# Exercise prompt:
Find the lines below that contain the string "magnifying". Copy each one.

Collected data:

- - -

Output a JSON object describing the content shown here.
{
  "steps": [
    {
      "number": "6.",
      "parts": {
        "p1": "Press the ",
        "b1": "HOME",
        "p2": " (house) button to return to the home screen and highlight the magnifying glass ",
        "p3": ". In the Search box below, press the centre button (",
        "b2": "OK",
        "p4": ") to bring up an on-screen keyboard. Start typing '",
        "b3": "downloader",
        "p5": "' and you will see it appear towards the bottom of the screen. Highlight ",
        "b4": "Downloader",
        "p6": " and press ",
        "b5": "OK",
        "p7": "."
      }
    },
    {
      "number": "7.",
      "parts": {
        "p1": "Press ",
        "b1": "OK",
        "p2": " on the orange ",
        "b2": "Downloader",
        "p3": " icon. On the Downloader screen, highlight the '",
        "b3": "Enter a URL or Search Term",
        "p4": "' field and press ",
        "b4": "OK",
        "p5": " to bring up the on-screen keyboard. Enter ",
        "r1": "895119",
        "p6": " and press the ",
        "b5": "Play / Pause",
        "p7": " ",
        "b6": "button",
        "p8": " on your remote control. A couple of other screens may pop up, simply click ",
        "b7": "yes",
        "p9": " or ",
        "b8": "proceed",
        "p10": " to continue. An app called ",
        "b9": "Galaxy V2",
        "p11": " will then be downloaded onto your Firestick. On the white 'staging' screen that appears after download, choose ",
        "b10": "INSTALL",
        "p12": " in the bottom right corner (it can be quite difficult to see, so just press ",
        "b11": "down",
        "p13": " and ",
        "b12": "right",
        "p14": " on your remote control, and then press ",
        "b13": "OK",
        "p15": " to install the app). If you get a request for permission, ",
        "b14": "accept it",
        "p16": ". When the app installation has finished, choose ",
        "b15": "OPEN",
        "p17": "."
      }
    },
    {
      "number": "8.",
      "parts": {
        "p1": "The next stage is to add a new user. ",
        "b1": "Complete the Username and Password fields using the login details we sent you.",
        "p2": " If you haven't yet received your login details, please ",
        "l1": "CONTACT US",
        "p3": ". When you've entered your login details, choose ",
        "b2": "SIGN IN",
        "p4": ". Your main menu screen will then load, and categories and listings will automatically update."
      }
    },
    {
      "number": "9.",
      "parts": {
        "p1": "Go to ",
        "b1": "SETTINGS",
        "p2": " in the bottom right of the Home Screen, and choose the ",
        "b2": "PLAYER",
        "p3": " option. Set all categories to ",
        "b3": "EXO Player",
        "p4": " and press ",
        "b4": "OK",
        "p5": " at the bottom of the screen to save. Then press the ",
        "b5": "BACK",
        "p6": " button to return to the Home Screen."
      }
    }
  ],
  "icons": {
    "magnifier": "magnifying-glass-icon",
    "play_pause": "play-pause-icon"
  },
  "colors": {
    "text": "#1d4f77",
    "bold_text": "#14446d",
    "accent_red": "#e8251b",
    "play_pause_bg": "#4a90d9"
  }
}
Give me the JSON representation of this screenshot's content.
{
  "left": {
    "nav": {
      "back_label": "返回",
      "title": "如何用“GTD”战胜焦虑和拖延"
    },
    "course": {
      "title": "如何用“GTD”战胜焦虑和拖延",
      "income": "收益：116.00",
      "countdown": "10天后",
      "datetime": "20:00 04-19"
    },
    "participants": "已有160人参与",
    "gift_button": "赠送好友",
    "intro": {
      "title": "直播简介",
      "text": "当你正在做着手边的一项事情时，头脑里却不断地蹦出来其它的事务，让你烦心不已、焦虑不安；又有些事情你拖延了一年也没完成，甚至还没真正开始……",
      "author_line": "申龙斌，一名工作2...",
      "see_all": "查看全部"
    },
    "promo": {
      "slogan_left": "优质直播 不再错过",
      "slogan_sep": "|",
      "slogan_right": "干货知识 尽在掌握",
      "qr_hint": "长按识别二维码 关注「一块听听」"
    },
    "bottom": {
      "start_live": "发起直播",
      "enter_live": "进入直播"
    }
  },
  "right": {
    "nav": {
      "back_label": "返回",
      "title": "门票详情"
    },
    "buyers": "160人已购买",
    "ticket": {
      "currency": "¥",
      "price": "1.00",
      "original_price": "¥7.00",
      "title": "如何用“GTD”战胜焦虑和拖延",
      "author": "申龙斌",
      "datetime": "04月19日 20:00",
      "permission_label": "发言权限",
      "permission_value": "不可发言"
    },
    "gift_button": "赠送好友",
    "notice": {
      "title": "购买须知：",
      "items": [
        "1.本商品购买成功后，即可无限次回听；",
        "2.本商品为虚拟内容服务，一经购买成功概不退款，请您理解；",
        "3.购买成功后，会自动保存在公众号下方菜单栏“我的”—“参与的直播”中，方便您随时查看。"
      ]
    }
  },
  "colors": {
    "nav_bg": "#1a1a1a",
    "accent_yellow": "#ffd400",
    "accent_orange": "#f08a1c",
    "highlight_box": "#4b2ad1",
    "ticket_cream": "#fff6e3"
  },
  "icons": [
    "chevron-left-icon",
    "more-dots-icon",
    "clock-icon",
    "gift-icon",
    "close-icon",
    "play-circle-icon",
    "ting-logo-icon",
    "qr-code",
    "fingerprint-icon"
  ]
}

- - -

# Result of the exercise:
        "p2": " (house) button to return to the home screen and highlight the magnifying glass ",
    "magnifier": "magnifying-glass-icon",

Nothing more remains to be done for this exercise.